__Required work__
Output nothing but the number of lines that include the word "label".

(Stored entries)
(begin)
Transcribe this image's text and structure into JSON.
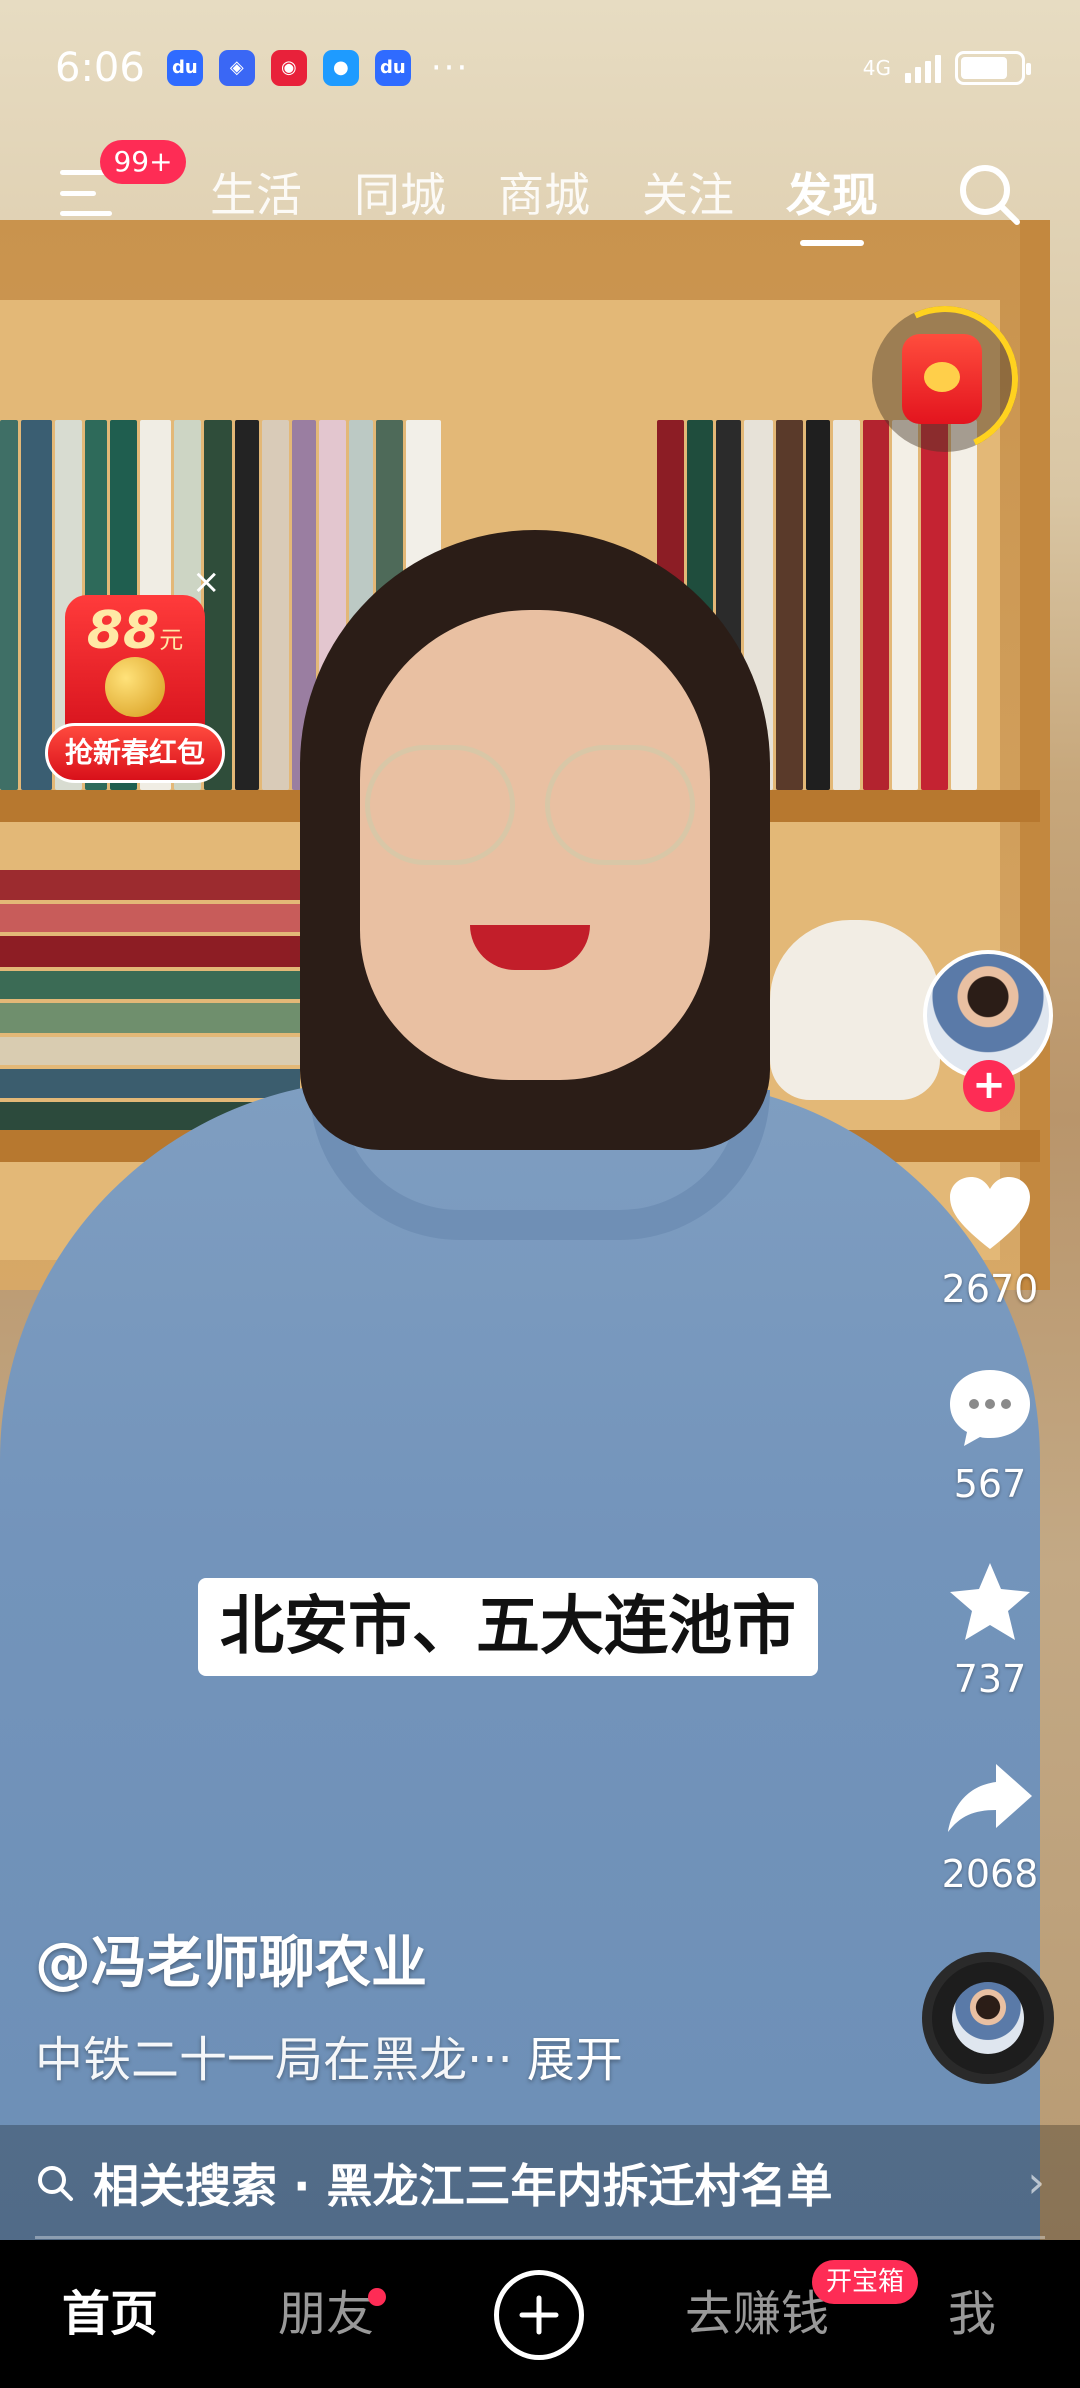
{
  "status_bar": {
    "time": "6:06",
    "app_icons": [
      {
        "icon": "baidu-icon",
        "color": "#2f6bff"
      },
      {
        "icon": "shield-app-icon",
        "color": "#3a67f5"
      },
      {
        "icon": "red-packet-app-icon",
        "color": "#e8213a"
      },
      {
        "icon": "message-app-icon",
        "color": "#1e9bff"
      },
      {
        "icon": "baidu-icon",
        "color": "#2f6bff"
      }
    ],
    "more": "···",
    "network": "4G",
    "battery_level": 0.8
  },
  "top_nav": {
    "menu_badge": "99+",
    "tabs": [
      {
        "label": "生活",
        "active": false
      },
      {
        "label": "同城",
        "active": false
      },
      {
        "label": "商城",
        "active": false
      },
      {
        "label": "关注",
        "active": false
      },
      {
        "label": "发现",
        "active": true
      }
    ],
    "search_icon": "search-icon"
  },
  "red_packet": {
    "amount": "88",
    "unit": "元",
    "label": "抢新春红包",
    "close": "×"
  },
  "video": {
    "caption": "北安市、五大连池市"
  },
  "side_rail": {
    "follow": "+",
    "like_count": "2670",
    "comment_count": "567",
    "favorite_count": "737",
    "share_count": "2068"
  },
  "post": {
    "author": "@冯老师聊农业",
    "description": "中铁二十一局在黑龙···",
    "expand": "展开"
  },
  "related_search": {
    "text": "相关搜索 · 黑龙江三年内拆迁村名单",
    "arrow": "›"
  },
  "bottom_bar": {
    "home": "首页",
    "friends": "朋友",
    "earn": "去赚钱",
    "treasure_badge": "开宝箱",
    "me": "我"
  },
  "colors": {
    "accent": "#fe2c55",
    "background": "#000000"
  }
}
(end)
__Complete response__
6